### DIRECTIVE
Find "Extract the structured" in the material, then return exactly the line containing it and all lines after it to the end, leaving out pictures.

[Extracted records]
┌────────

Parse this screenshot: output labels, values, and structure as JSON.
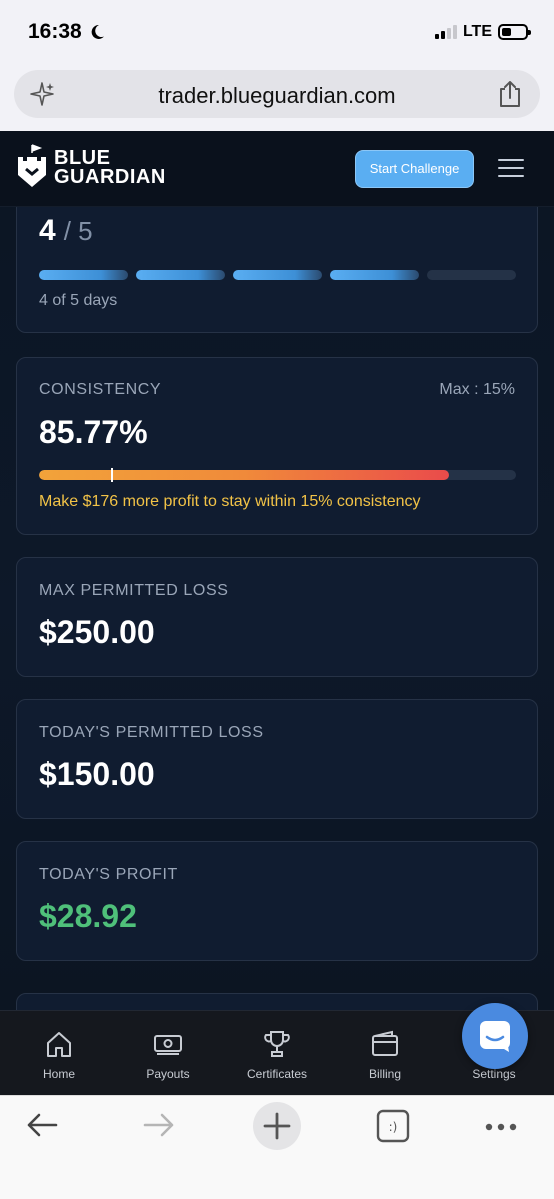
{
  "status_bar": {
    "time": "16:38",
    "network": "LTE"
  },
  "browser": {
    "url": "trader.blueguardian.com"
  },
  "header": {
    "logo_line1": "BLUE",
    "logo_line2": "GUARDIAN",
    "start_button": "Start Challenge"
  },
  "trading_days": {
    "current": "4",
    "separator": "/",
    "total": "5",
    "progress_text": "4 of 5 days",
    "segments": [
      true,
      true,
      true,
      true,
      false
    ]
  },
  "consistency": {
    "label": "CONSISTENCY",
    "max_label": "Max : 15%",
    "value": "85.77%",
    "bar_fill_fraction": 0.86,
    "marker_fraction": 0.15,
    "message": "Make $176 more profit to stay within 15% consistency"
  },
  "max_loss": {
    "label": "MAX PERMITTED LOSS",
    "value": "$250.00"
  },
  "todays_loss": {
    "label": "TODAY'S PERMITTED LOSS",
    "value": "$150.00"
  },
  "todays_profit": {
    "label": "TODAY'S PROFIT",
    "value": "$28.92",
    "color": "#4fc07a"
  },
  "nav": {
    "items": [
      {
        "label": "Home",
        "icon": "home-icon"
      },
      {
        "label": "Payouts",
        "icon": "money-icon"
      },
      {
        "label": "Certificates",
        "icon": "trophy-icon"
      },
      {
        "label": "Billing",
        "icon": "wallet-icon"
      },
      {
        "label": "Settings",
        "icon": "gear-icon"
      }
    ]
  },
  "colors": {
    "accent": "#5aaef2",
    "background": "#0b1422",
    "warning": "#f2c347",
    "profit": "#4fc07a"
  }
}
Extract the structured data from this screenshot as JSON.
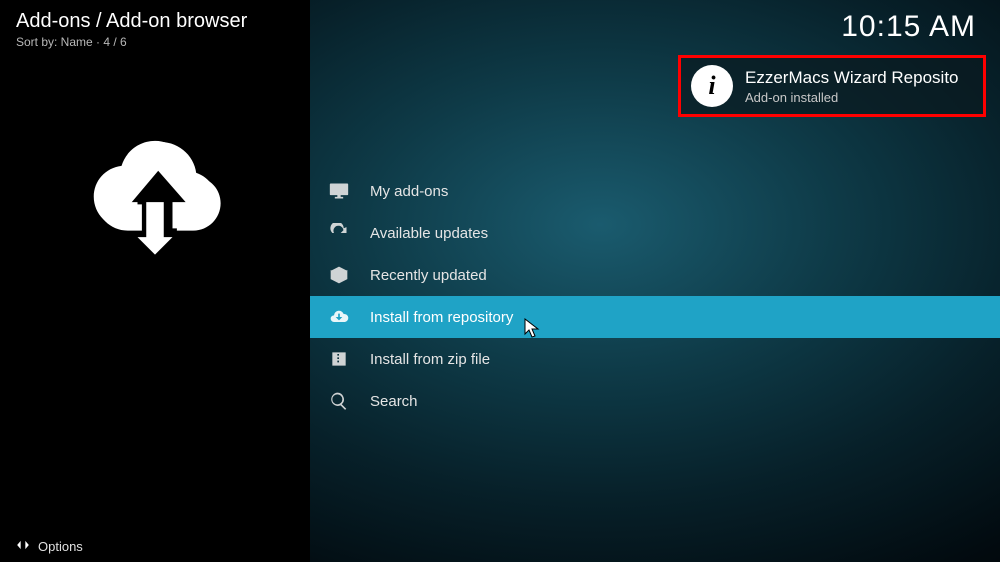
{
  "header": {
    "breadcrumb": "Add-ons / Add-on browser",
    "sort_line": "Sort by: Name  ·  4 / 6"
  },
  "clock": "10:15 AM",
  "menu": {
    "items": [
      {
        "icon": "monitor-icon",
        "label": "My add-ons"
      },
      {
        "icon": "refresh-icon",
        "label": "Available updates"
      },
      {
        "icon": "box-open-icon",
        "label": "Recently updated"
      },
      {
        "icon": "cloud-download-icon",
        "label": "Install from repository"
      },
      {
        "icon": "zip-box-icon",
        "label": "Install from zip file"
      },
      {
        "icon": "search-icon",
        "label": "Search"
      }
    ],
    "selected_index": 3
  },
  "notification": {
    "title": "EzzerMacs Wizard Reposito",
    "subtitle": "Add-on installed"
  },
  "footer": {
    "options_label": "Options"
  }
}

└────────

### FINISHED TASK
Extract the structured data from this screenshot as JSON.
{
  "header": {
    "breadcrumb": "Add-ons / Add-on browser",
    "sort_line": "Sort by: Name  ·  4 / 6"
  },
  "clock": "10:15 AM",
  "menu": {
    "items": [
      {
        "icon": "monitor-icon",
        "label": "My add-ons"
      },
      {
        "icon": "refresh-icon",
        "label": "Available updates"
      },
      {
        "icon": "box-open-icon",
        "label": "Recently updated"
      },
      {
        "icon": "cloud-download-icon",
        "label": "Install from repository"
      },
      {
        "icon": "zip-box-icon",
        "label": "Install from zip file"
      },
      {
        "icon": "search-icon",
        "label": "Search"
      }
    ],
    "selected_index": 3
  },
  "notification": {
    "title": "EzzerMacs Wizard Reposito",
    "subtitle": "Add-on installed"
  },
  "footer": {
    "options_label": "Options"
  }
}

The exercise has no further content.